↓

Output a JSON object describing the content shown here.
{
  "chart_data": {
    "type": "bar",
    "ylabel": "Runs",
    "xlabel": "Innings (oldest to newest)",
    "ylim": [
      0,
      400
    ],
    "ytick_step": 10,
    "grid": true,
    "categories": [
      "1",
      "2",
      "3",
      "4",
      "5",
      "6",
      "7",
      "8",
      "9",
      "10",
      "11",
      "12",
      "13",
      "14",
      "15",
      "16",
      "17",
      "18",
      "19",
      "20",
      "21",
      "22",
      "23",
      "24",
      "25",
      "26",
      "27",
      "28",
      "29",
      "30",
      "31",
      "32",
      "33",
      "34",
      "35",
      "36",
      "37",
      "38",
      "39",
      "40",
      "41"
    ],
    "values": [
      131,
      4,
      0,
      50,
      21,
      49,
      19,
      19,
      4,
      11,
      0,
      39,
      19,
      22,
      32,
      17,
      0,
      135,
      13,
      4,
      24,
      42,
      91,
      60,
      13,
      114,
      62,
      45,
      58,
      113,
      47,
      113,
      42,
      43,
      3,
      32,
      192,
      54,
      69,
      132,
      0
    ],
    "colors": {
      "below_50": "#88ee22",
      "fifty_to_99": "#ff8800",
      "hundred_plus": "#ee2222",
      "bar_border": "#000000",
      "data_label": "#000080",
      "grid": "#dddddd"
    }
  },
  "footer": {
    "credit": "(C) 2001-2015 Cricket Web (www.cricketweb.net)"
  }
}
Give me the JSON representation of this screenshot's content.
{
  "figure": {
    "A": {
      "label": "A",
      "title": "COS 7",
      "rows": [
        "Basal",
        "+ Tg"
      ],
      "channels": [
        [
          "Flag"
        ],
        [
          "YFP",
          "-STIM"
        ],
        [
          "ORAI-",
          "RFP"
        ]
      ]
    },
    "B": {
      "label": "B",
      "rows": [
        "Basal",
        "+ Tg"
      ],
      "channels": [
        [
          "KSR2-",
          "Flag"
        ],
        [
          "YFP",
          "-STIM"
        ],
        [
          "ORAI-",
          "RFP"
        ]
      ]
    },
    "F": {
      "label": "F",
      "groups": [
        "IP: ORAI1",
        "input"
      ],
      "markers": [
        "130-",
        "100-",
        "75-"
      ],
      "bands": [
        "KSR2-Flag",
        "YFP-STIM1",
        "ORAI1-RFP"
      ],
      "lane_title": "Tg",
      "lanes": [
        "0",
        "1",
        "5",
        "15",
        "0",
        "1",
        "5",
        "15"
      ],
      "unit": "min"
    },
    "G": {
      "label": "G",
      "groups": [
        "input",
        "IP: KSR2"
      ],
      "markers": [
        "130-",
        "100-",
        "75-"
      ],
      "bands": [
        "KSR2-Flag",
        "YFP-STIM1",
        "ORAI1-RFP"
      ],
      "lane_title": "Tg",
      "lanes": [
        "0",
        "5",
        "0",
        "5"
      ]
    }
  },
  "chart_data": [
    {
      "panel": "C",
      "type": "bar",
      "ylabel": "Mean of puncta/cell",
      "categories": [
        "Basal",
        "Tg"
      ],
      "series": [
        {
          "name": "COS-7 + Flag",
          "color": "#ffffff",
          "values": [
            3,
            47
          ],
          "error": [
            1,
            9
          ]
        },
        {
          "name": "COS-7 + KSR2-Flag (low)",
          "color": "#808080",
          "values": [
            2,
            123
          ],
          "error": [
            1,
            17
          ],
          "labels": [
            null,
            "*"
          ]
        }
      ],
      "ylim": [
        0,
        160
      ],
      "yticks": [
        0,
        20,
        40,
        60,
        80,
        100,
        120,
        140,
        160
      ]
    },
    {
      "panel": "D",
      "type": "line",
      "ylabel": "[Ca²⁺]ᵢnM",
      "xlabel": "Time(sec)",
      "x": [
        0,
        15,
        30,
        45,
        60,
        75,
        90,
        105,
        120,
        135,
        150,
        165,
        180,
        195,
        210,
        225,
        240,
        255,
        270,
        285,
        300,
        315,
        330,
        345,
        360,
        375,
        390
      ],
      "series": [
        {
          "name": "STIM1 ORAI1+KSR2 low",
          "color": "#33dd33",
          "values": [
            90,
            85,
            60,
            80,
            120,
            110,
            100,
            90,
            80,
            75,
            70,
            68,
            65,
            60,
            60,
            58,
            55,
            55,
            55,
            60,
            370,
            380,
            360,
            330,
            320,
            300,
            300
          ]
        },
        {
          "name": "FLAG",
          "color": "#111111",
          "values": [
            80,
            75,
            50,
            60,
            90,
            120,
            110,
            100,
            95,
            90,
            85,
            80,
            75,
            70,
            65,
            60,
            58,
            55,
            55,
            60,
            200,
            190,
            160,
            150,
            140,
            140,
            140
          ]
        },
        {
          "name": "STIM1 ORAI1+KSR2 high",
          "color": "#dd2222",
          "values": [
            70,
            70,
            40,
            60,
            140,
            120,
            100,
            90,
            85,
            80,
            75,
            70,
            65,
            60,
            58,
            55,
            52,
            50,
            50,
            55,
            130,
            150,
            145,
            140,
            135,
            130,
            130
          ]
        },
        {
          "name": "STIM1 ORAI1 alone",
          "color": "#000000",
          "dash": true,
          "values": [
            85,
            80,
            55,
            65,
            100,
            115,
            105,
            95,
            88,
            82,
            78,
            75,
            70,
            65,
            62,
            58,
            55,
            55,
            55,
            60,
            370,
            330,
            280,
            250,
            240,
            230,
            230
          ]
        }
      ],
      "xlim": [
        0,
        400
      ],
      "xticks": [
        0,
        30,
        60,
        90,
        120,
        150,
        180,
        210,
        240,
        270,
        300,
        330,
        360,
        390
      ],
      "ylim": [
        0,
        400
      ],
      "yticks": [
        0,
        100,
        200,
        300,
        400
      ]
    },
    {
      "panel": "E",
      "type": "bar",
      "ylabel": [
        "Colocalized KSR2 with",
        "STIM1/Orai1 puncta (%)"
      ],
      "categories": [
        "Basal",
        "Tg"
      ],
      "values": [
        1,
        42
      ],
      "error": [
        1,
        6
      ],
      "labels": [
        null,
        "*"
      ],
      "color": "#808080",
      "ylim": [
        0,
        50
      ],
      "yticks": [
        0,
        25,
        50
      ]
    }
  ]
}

↑

Copy every record exactly, with nothing added or dropped.

Output a JSON object describing the content shown here.
{
  "chart_data": {
    "type": "bar",
    "ylabel": "Runs",
    "xlabel": "Innings (oldest to newest)",
    "ylim": [
      0,
      400
    ],
    "ytick_step": 10,
    "grid": true,
    "categories": [
      "1",
      "2",
      "3",
      "4",
      "5",
      "6",
      "7",
      "8",
      "9",
      "10",
      "11",
      "12",
      "13",
      "14",
      "15",
      "16",
      "17",
      "18",
      "19",
      "20",
      "21",
      "22",
      "23",
      "24",
      "25",
      "26",
      "27",
      "28",
      "29",
      "30",
      "31",
      "32",
      "33",
      "34",
      "35",
      "36",
      "37",
      "38",
      "39",
      "40",
      "41"
    ],
    "values": [
      131,
      4,
      0,
      50,
      21,
      49,
      19,
      19,
      4,
      11,
      0,
      39,
      19,
      22,
      32,
      17,
      0,
      135,
      13,
      4,
      24,
      42,
      91,
      60,
      13,
      114,
      62,
      45,
      58,
      113,
      47,
      113,
      42,
      43,
      3,
      32,
      192,
      54,
      69,
      132,
      0
    ],
    "colors": {
      "below_50": "#88ee22",
      "fifty_to_99": "#ff8800",
      "hundred_plus": "#ee2222",
      "bar_border": "#000000",
      "data_label": "#000080",
      "grid": "#dddddd"
    }
  },
  "footer": {
    "credit": "(C) 2001-2015 Cricket Web (www.cricketweb.net)"
  }
}
Give me the JSON representation of this screenshot's content.
{
  "figure": {
    "A": {
      "label": "A",
      "title": "COS 7",
      "rows": [
        "Basal",
        "+ Tg"
      ],
      "channels": [
        [
          "Flag"
        ],
        [
          "YFP",
          "-STIM"
        ],
        [
          "ORAI-",
          "RFP"
        ]
      ]
    },
    "B": {
      "label": "B",
      "rows": [
        "Basal",
        "+ Tg"
      ],
      "channels": [
        [
          "KSR2-",
          "Flag"
        ],
        [
          "YFP",
          "-STIM"
        ],
        [
          "ORAI-",
          "RFP"
        ]
      ]
    },
    "F": {
      "label": "F",
      "groups": [
        "IP: ORAI1",
        "input"
      ],
      "markers": [
        "130-",
        "100-",
        "75-"
      ],
      "bands": [
        "KSR2-Flag",
        "YFP-STIM1",
        "ORAI1-RFP"
      ],
      "lane_title": "Tg",
      "lanes": [
        "0",
        "1",
        "5",
        "15",
        "0",
        "1",
        "5",
        "15"
      ],
      "unit": "min"
    },
    "G": {
      "label": "G",
      "groups": [
        "input",
        "IP: KSR2"
      ],
      "markers": [
        "130-",
        "100-",
        "75-"
      ],
      "bands": [
        "KSR2-Flag",
        "YFP-STIM1",
        "ORAI1-RFP"
      ],
      "lane_title": "Tg",
      "lanes": [
        "0",
        "5",
        "0",
        "5"
      ]
    }
  },
  "chart_data": [
    {
      "panel": "C",
      "type": "bar",
      "ylabel": "Mean of puncta/cell",
      "categories": [
        "Basal",
        "Tg"
      ],
      "series": [
        {
          "name": "COS-7 + Flag",
          "color": "#ffffff",
          "values": [
            3,
            47
          ],
          "error": [
            1,
            9
          ]
        },
        {
          "name": "COS-7 + KSR2-Flag (low)",
          "color": "#808080",
          "values": [
            2,
            123
          ],
          "error": [
            1,
            17
          ],
          "labels": [
            null,
            "*"
          ]
        }
      ],
      "ylim": [
        0,
        160
      ],
      "yticks": [
        0,
        20,
        40,
        60,
        80,
        100,
        120,
        140,
        160
      ]
    },
    {
      "panel": "D",
      "type": "line",
      "ylabel": "[Ca²⁺]ᵢnM",
      "xlabel": "Time(sec)",
      "x": [
        0,
        15,
        30,
        45,
        60,
        75,
        90,
        105,
        120,
        135,
        150,
        165,
        180,
        195,
        210,
        225,
        240,
        255,
        270,
        285,
        300,
        315,
        330,
        345,
        360,
        375,
        390
      ],
      "series": [
        {
          "name": "STIM1 ORAI1+KSR2 low",
          "color": "#33dd33",
          "values": [
            90,
            85,
            60,
            80,
            120,
            110,
            100,
            90,
            80,
            75,
            70,
            68,
            65,
            60,
            60,
            58,
            55,
            55,
            55,
            60,
            370,
            380,
            360,
            330,
            320,
            300,
            300
          ]
        },
        {
          "name": "FLAG",
          "color": "#111111",
          "values": [
            80,
            75,
            50,
            60,
            90,
            120,
            110,
            100,
            95,
            90,
            85,
            80,
            75,
            70,
            65,
            60,
            58,
            55,
            55,
            60,
            200,
            190,
            160,
            150,
            140,
            140,
            140
          ]
        },
        {
          "name": "STIM1 ORAI1+KSR2 high",
          "color": "#dd2222",
          "values": [
            70,
            70,
            40,
            60,
            140,
            120,
            100,
            90,
            85,
            80,
            75,
            70,
            65,
            60,
            58,
            55,
            52,
            50,
            50,
            55,
            130,
            150,
            145,
            140,
            135,
            130,
            130
          ]
        },
        {
          "name": "STIM1 ORAI1 alone",
          "color": "#000000",
          "dash": true,
          "values": [
            85,
            80,
            55,
            65,
            100,
            115,
            105,
            95,
            88,
            82,
            78,
            75,
            70,
            65,
            62,
            58,
            55,
            55,
            55,
            60,
            370,
            330,
            280,
            250,
            240,
            230,
            230
          ]
        }
      ],
      "xlim": [
        0,
        400
      ],
      "xticks": [
        0,
        30,
        60,
        90,
        120,
        150,
        180,
        210,
        240,
        270,
        300,
        330,
        360,
        390
      ],
      "ylim": [
        0,
        400
      ],
      "yticks": [
        0,
        100,
        200,
        300,
        400
      ]
    },
    {
      "panel": "E",
      "type": "bar",
      "ylabel": [
        "Colocalized KSR2 with",
        "STIM1/Orai1 puncta (%)"
      ],
      "categories": [
        "Basal",
        "Tg"
      ],
      "values": [
        1,
        42
      ],
      "error": [
        1,
        6
      ],
      "labels": [
        null,
        "*"
      ],
      "color": "#808080",
      "ylim": [
        0,
        50
      ],
      "yticks": [
        0,
        25,
        50
      ]
    }
  ]
}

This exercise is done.